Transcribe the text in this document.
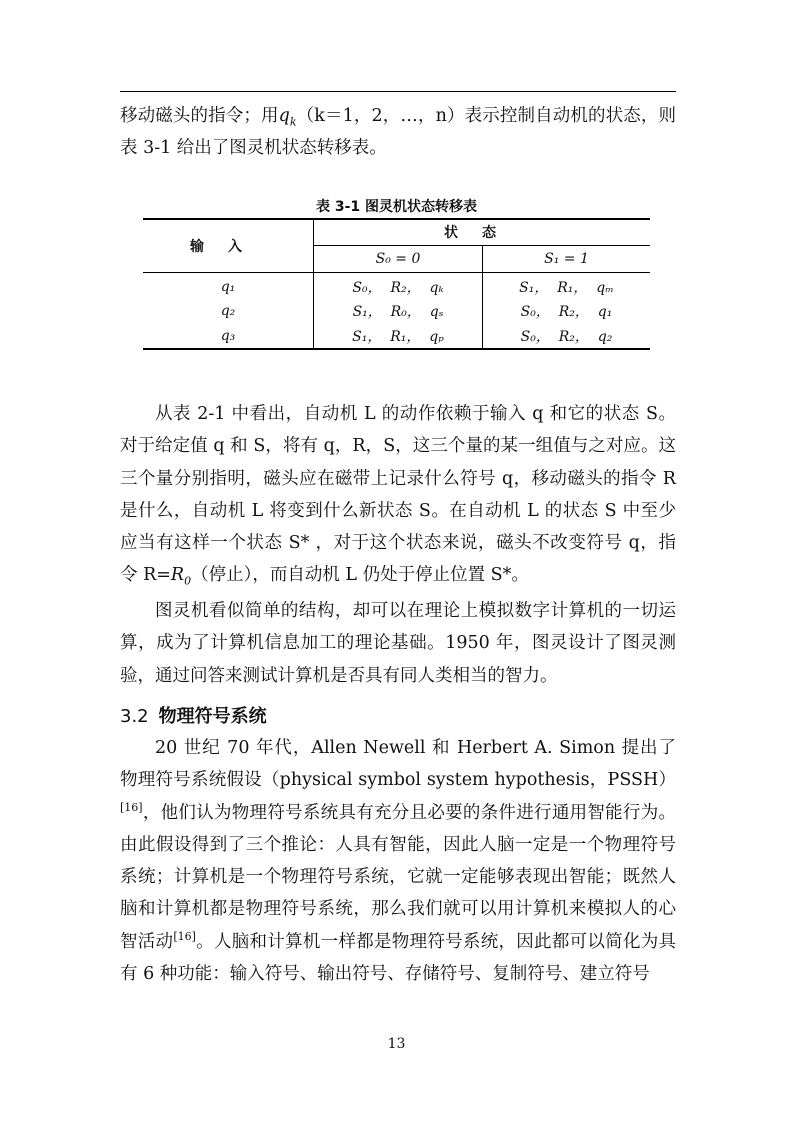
移动磁头的指令；用$q_k(k=1$，2，…，n）表示控制自动机的状态，则表 3-1 给出了图灵机状态转移表。

表 3-1 图灵机状态转移表
输入	状态	
	S₀ = 0	S₁ = 1
q₁	S₀，  R₂，  qₖ	S₁，  R₁，  qₘ
q₂	S₁，  R₀，  qₛ	S₀，  R₂，  q₁
q₃	S₁，  R₁，  qₚ	S₀，  R₂，  q₂

从表 2-1 中看出，自动机 L 的动作依赖于输入 q 和它的状态 S。对于给定值 q 和 S，将有 q，R，S，这三个量的某一组值与之对应。这三个量分别指明，磁头应在磁带上记录什么符号 q，移动磁头的指令 R 是什么，自动机 L 将变到什么新状态 S。在自动机 L 的状态 S 中至少应当有这样一个状态 S* ，对于这个状态来说，磁头不改变符号 q，指令 $R=R_0$（停止），而自动机 L 仍处于停止位置 S*。

图灵机看似简单的结构，却可以在理论上模拟数字计算机的一切运算，成为了计算机信息加工的理论基础。1950 年，图灵设计了图灵测验，通过问答来测试计算机是否具有同人类相当的智力。

3.2 物理符号系统

20 世纪 70 年代，Allen Newell 和 Herbert A. Simon 提出了物理符号系统假设（physical symbol system hypothesis，PSSH）[16]，他们认为物理符号系统具有充分且必要的条件进行通用智能行为。由此假设得到了三个推论：人具有智能，因此人脑一定是一个物理符号系统；计算机是一个物理符号系统，它就一定能够表现出智能；既然人脑和计算机都是物理符号系统，那么我们就可以用计算机来模拟人的心智活动[16]。人脑和计算机一样都是物理符号系统，因此都可以简化为具有 6 种功能：输入符号、输出符号、存储符号、复制符号、建立符号

13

• Stated goal: Write out the entries above verbatim; the pictures do not belong in your copy.

• Task solution:
Transcribe the text in this document.
移动磁头的指令；用$q_k(k=1$，2，…，n）表示控制自动机的状态，则表 3-1 给出了图灵机状态转移表。

表 3-1 图灵机状态转移表
输入	状态	
	S₀ = 0	S₁ = 1
q₁	S₀，  R₂，  qₖ	S₁，  R₁，  qₘ
q₂	S₁，  R₀，  qₛ	S₀，  R₂，  q₁
q₃	S₁，  R₁，  qₚ	S₀，  R₂，  q₂

从表 2-1 中看出，自动机 L 的动作依赖于输入 q 和它的状态 S。对于给定值 q 和 S，将有 q，R，S，这三个量的某一组值与之对应。这三个量分别指明，磁头应在磁带上记录什么符号 q，移动磁头的指令 R 是什么，自动机 L 将变到什么新状态 S。在自动机 L 的状态 S 中至少应当有这样一个状态 S* ，对于这个状态来说，磁头不改变符号 q，指令 $R=R_0$（停止），而自动机 L 仍处于停止位置 S*。

图灵机看似简单的结构，却可以在理论上模拟数字计算机的一切运算，成为了计算机信息加工的理论基础。1950 年，图灵设计了图灵测验，通过问答来测试计算机是否具有同人类相当的智力。

3.2 物理符号系统

20 世纪 70 年代，Allen Newell 和 Herbert A. Simon 提出了物理符号系统假设（physical symbol system hypothesis，PSSH）[16]，他们认为物理符号系统具有充分且必要的条件进行通用智能行为。由此假设得到了三个推论：人具有智能，因此人脑一定是一个物理符号系统；计算机是一个物理符号系统，它就一定能够表现出智能；既然人脑和计算机都是物理符号系统，那么我们就可以用计算机来模拟人的心智活动[16]。人脑和计算机一样都是物理符号系统，因此都可以简化为具有 6 种功能：输入符号、输出符号、存储符号、复制符号、建立符号

13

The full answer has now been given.